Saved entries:
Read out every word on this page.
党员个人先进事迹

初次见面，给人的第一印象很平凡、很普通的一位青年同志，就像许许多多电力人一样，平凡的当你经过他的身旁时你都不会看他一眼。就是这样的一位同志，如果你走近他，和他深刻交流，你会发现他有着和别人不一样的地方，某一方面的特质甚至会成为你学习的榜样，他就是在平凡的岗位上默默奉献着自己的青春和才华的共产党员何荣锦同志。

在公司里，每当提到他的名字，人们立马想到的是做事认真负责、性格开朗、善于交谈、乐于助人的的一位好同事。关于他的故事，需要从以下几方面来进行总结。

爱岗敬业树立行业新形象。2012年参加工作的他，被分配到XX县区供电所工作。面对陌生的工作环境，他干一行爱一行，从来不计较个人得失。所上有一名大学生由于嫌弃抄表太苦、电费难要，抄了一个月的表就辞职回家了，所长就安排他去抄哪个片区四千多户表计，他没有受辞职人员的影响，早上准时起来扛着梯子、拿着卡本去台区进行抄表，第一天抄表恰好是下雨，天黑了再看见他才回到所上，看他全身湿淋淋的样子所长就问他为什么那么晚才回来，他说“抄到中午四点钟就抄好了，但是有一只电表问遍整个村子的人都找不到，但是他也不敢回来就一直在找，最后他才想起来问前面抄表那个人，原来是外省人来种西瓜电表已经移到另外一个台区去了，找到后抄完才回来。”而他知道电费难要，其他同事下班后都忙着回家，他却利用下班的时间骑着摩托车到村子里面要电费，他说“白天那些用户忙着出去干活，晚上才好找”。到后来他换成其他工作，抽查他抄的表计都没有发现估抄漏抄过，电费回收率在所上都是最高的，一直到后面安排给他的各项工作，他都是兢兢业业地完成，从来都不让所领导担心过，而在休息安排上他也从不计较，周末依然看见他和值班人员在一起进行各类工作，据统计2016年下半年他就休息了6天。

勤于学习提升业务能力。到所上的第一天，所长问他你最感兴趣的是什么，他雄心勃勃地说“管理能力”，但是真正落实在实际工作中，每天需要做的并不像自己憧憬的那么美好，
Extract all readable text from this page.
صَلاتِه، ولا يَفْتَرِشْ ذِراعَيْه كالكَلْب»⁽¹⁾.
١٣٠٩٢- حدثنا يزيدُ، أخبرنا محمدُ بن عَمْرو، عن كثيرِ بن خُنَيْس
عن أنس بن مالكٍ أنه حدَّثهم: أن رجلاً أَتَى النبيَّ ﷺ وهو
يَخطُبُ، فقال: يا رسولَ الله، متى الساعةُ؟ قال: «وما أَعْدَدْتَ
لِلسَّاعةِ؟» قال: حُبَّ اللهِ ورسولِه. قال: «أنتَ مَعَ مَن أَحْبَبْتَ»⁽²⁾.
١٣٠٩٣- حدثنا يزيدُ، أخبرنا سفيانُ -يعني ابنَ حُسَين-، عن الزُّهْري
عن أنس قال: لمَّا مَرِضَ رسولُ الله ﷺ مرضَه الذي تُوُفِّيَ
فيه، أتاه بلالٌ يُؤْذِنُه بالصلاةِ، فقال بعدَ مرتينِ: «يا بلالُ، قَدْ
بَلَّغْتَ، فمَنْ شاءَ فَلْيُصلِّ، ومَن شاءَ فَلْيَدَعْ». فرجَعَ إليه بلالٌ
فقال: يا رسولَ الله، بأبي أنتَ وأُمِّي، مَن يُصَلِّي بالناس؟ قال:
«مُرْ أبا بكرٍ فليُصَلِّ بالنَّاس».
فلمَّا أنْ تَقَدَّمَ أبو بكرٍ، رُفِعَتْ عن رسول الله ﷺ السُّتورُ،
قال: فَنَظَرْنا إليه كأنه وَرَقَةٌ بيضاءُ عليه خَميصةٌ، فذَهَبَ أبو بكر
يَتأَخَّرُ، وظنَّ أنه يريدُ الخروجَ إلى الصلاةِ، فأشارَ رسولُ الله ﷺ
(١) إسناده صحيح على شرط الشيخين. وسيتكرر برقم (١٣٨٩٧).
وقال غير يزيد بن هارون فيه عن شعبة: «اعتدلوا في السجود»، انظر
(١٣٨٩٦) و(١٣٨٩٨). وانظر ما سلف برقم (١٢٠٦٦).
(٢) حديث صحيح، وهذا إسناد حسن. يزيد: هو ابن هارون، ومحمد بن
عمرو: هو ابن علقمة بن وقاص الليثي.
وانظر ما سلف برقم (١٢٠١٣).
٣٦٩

▶ What is being asked
Copy out each line of the material that holds the word "حدثنا".

▶ Solution
١٣٠٩٢- حدثنا يزيدُ، أخبرنا محمدُ بن عَمْرو، عن كثيرِ بن خُنَيْس
١٣٠٩٣- حدثنا يزيدُ، أخبرنا سفيانُ -يعني ابنَ حُسَين-، عن الزُّهْري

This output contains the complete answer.